## Material to process

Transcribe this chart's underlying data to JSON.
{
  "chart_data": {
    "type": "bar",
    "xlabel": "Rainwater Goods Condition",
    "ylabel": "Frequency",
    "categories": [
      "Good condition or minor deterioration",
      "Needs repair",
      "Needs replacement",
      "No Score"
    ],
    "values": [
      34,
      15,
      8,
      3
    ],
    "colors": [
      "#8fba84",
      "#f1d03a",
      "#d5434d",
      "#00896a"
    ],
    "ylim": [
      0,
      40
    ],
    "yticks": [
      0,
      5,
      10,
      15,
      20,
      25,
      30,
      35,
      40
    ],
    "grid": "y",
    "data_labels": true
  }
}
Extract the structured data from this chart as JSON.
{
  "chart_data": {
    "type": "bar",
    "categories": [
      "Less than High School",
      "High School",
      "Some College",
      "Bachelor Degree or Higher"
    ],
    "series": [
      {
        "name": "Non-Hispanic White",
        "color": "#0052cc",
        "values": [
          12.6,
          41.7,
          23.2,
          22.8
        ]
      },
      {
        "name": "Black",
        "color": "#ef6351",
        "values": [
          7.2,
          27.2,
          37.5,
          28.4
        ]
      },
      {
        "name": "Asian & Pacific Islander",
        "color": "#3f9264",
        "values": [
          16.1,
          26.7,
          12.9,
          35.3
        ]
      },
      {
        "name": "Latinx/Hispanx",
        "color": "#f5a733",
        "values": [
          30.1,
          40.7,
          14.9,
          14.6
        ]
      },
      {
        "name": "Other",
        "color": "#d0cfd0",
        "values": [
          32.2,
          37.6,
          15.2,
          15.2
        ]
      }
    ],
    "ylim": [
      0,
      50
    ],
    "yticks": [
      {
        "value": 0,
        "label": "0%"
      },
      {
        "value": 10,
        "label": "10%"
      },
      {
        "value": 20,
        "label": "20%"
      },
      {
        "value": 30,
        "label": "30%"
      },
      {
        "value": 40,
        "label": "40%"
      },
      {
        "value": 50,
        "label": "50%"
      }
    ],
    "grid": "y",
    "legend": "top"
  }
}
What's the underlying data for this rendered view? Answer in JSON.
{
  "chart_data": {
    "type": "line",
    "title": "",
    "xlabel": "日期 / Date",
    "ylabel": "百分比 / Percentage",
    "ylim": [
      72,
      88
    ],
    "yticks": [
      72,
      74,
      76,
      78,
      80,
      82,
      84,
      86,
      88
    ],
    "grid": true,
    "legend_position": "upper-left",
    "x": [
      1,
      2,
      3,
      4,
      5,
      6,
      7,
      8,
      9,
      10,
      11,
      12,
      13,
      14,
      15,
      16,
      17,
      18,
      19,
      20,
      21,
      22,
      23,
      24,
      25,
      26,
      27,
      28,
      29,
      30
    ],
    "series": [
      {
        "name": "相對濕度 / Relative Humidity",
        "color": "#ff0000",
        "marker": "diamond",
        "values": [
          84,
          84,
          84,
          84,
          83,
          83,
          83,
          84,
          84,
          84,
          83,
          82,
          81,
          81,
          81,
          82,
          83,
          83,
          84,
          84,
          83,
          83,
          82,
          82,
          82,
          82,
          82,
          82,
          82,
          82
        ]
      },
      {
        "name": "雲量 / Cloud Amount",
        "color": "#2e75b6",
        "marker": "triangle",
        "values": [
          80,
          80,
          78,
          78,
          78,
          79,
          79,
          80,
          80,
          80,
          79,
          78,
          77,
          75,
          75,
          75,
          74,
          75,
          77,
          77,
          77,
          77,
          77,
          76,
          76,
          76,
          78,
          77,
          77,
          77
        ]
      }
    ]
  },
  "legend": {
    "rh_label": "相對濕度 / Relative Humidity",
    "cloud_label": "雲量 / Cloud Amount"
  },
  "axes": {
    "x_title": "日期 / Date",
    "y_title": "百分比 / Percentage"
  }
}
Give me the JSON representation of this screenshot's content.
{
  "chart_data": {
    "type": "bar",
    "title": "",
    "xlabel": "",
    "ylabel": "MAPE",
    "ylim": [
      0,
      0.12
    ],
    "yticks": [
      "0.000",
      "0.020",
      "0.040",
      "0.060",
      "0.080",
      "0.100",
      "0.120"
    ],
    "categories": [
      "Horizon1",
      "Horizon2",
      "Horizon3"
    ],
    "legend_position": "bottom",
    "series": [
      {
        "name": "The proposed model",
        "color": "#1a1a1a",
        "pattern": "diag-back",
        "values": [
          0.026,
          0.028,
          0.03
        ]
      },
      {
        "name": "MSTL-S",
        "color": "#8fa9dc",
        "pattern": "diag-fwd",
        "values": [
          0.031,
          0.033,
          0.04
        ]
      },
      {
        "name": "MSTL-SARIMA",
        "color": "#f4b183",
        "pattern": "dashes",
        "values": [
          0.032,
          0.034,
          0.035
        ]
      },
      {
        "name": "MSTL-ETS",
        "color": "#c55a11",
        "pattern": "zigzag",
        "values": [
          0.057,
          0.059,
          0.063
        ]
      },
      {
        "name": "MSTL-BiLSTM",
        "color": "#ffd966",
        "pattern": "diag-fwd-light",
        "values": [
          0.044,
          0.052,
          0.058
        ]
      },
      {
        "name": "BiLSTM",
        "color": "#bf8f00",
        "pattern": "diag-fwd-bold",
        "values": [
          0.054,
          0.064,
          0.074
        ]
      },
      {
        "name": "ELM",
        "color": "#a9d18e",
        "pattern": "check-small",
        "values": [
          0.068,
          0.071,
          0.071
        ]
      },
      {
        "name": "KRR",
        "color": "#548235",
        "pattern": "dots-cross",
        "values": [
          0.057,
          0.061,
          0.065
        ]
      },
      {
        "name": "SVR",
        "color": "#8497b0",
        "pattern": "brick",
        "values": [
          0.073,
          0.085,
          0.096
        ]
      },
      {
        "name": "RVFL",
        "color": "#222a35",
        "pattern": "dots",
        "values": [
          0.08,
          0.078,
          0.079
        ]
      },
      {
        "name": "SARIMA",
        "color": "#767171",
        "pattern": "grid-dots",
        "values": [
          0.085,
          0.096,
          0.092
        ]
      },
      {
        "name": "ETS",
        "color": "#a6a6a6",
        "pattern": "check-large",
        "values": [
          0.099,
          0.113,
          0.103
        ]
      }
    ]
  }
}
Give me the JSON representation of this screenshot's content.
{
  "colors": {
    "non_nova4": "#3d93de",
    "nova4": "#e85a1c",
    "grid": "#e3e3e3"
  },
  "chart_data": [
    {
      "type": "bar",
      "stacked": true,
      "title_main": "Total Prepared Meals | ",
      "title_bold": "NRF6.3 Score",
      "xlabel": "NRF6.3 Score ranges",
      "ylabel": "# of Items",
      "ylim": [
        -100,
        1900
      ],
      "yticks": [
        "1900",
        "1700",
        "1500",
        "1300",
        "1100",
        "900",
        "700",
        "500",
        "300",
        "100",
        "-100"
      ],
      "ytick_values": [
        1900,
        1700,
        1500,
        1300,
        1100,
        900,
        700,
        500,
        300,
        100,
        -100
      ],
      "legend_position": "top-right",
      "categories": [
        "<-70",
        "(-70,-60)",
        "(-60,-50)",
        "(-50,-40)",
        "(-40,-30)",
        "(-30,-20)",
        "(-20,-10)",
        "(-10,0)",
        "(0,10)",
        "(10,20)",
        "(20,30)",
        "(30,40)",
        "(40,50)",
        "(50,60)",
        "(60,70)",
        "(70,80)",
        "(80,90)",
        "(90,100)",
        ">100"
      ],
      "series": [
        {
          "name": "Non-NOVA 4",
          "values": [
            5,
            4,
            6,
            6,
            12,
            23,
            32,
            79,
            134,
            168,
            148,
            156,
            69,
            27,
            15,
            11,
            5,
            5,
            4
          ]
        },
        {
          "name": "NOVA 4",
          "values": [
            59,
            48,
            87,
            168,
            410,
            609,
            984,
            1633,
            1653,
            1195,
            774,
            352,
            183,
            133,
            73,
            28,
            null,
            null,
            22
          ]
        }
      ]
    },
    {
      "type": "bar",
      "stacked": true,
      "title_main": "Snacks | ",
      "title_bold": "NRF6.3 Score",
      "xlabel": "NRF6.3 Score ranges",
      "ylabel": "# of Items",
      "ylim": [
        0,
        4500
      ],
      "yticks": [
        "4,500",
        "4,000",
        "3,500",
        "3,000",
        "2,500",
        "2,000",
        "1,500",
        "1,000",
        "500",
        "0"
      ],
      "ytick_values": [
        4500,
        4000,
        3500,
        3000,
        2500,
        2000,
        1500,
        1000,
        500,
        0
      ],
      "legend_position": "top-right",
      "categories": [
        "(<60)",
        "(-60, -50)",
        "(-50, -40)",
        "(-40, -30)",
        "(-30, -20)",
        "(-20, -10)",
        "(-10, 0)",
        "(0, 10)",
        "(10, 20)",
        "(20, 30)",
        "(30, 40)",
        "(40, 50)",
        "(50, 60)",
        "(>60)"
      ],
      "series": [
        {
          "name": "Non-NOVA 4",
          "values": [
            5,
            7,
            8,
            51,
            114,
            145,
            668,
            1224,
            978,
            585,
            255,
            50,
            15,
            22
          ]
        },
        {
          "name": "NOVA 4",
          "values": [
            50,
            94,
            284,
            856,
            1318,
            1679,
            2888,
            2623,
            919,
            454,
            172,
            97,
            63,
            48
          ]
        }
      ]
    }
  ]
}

## Request
Count every line above that holds the word "check", and state the number and nothing more.

## Result of this exercise
2